**** SUPPLIED ENTRIES

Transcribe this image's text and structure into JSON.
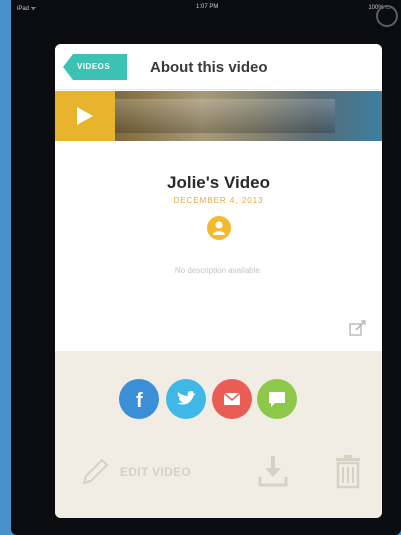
{
  "status_bar": {
    "carrier": "iPad ᯤ",
    "time": "1:07 PM",
    "battery": "100% ▭"
  },
  "nav": {
    "back_label": "VIDEOS",
    "title": "About this video"
  },
  "video": {
    "title": "Jolie's Video",
    "date": "DECEMBER 4, 2013",
    "description": "No description available."
  },
  "actions": {
    "edit_label": "EDIT VIDEO"
  },
  "colors": {
    "accent_teal": "#3cc2b4",
    "date_orange": "#e9a83c",
    "play_yellow": "#e8b42e",
    "facebook": "#3b8fd6",
    "twitter": "#3fb8e8",
    "email": "#e95d54",
    "message": "#8dc84b",
    "actions_bg": "#f1ede4"
  },
  "icons": [
    "back-arrow-icon",
    "play-icon",
    "user-icon",
    "edit-link-icon",
    "facebook-icon",
    "twitter-icon",
    "email-icon",
    "message-icon",
    "pencil-icon",
    "download-icon",
    "trash-icon"
  ]
}
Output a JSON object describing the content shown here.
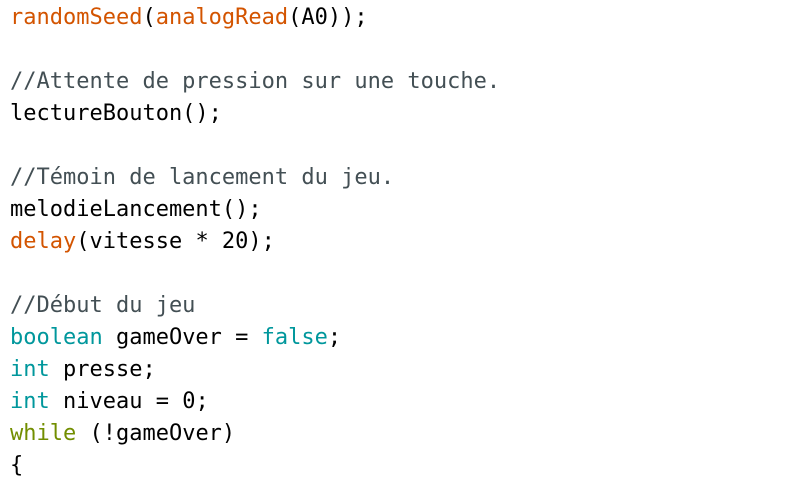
{
  "editor": {
    "colors": {
      "function": "#d35400",
      "type": "#00979c",
      "literal": "#00979c",
      "keyword": "#728e00",
      "comment": "#434f54",
      "plain": "#000000",
      "background": "#ffffff"
    },
    "lines": [
      [
        {
          "t": "randomSeed",
          "k": "function"
        },
        {
          "t": "(",
          "k": "plain"
        },
        {
          "t": "analogRead",
          "k": "function"
        },
        {
          "t": "(A0));",
          "k": "plain"
        }
      ],
      [],
      [
        {
          "t": "//Attente de pression sur une touche.",
          "k": "comment"
        }
      ],
      [
        {
          "t": "lectureBouton();",
          "k": "plain"
        }
      ],
      [],
      [
        {
          "t": "//Témoin de lancement du jeu.",
          "k": "comment"
        }
      ],
      [
        {
          "t": "melodieLancement();",
          "k": "plain"
        }
      ],
      [
        {
          "t": "delay",
          "k": "function"
        },
        {
          "t": "(vitesse * 20);",
          "k": "plain"
        }
      ],
      [],
      [
        {
          "t": "//Début du jeu",
          "k": "comment"
        }
      ],
      [
        {
          "t": "boolean",
          "k": "type"
        },
        {
          "t": " gameOver = ",
          "k": "plain"
        },
        {
          "t": "false",
          "k": "literal"
        },
        {
          "t": ";",
          "k": "plain"
        }
      ],
      [
        {
          "t": "int",
          "k": "type"
        },
        {
          "t": " presse;",
          "k": "plain"
        }
      ],
      [
        {
          "t": "int",
          "k": "type"
        },
        {
          "t": " niveau = 0;",
          "k": "plain"
        }
      ],
      [
        {
          "t": "while",
          "k": "keyword"
        },
        {
          "t": " (!gameOver)",
          "k": "plain"
        }
      ],
      [
        {
          "t": "{",
          "k": "plain"
        }
      ]
    ]
  }
}
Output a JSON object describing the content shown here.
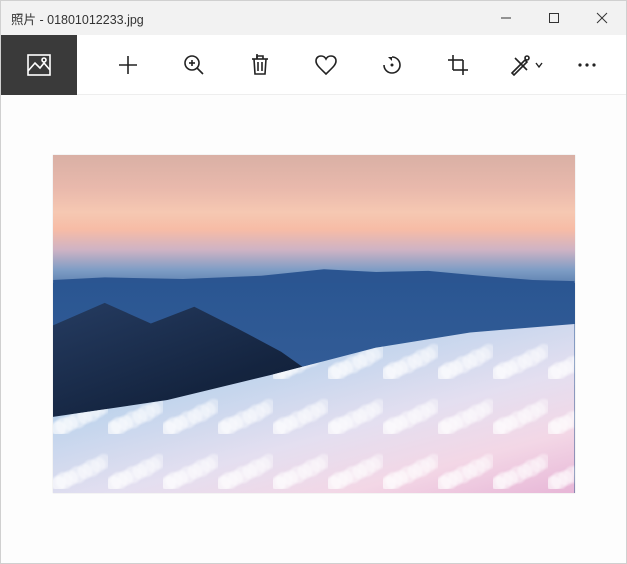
{
  "window": {
    "app_name": "照片",
    "separator": " - ",
    "file_name": "01801012233.jpg"
  },
  "toolbar": {
    "photo_tab": "photo",
    "add": "add",
    "zoom": "zoom",
    "delete": "delete",
    "favorite": "favorite",
    "rotate": "rotate",
    "crop": "crop",
    "draw": "draw",
    "more": "more"
  }
}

********

**WHAT THE EXERCISE ASKS**
Quote the records above exactly, leaving out any pictures.

**EXERCISE RESULT**
Transcribe this image's text and structure into JSON.
{
  "status_bar": {
    "carrier": "iPad ᯤ",
    "time": "1:07 PM",
    "battery": "100% ▭"
  },
  "nav": {
    "back_label": "VIDEOS",
    "title": "About this video"
  },
  "video": {
    "title": "Jolie's Video",
    "date": "DECEMBER 4, 2013",
    "description": "No description available."
  },
  "actions": {
    "edit_label": "EDIT VIDEO"
  },
  "colors": {
    "accent_teal": "#3cc2b4",
    "date_orange": "#e9a83c",
    "play_yellow": "#e8b42e",
    "facebook": "#3b8fd6",
    "twitter": "#3fb8e8",
    "email": "#e95d54",
    "message": "#8dc84b",
    "actions_bg": "#f1ede4"
  },
  "icons": [
    "back-arrow-icon",
    "play-icon",
    "user-icon",
    "edit-link-icon",
    "facebook-icon",
    "twitter-icon",
    "email-icon",
    "message-icon",
    "pencil-icon",
    "download-icon",
    "trash-icon"
  ]
}
Output a JSON object describing the content shown here.
{
  "editor": {
    "colors": {
      "function": "#d35400",
      "type": "#00979c",
      "literal": "#00979c",
      "keyword": "#728e00",
      "comment": "#434f54",
      "plain": "#000000",
      "background": "#ffffff"
    },
    "lines": [
      [
        {
          "t": "randomSeed",
          "k": "function"
        },
        {
          "t": "(",
          "k": "plain"
        },
        {
          "t": "analogRead",
          "k": "function"
        },
        {
          "t": "(A0));",
          "k": "plain"
        }
      ],
      [],
      [
        {
          "t": "//Attente de pression sur une touche.",
          "k": "comment"
        }
      ],
      [
        {
          "t": "lectureBouton();",
          "k": "plain"
        }
      ],
      [],
      [
        {
          "t": "//Témoin de lancement du jeu.",
          "k": "comment"
        }
      ],
      [
        {
          "t": "melodieLancement();",
          "k": "plain"
        }
      ],
      [
        {
          "t": "delay",
          "k": "function"
        },
        {
          "t": "(vitesse * 20);",
          "k": "plain"
        }
      ],
      [],
      [
        {
          "t": "//Début du jeu",
          "k": "comment"
        }
      ],
      [
        {
          "t": "boolean",
          "k": "type"
        },
        {
          "t": " gameOver = ",
          "k": "plain"
        },
        {
          "t": "false",
          "k": "literal"
        },
        {
          "t": ";",
          "k": "plain"
        }
      ],
      [
        {
          "t": "int",
          "k": "type"
        },
        {
          "t": " presse;",
          "k": "plain"
        }
      ],
      [
        {
          "t": "int",
          "k": "type"
        },
        {
          "t": " niveau = 0;",
          "k": "plain"
        }
      ],
      [
        {
          "t": "while",
          "k": "keyword"
        },
        {
          "t": " (!gameOver)",
          "k": "plain"
        }
      ],
      [
        {
          "t": "{",
          "k": "plain"
        }
      ]
    ]
  }
}
Output a JSON object describing the content shown here.
{
  "window": {
    "app_name": "照片",
    "separator": " - ",
    "file_name": "01801012233.jpg"
  },
  "toolbar": {
    "photo_tab": "photo",
    "add": "add",
    "zoom": "zoom",
    "delete": "delete",
    "favorite": "favorite",
    "rotate": "rotate",
    "crop": "crop",
    "draw": "draw",
    "more": "more"
  }
}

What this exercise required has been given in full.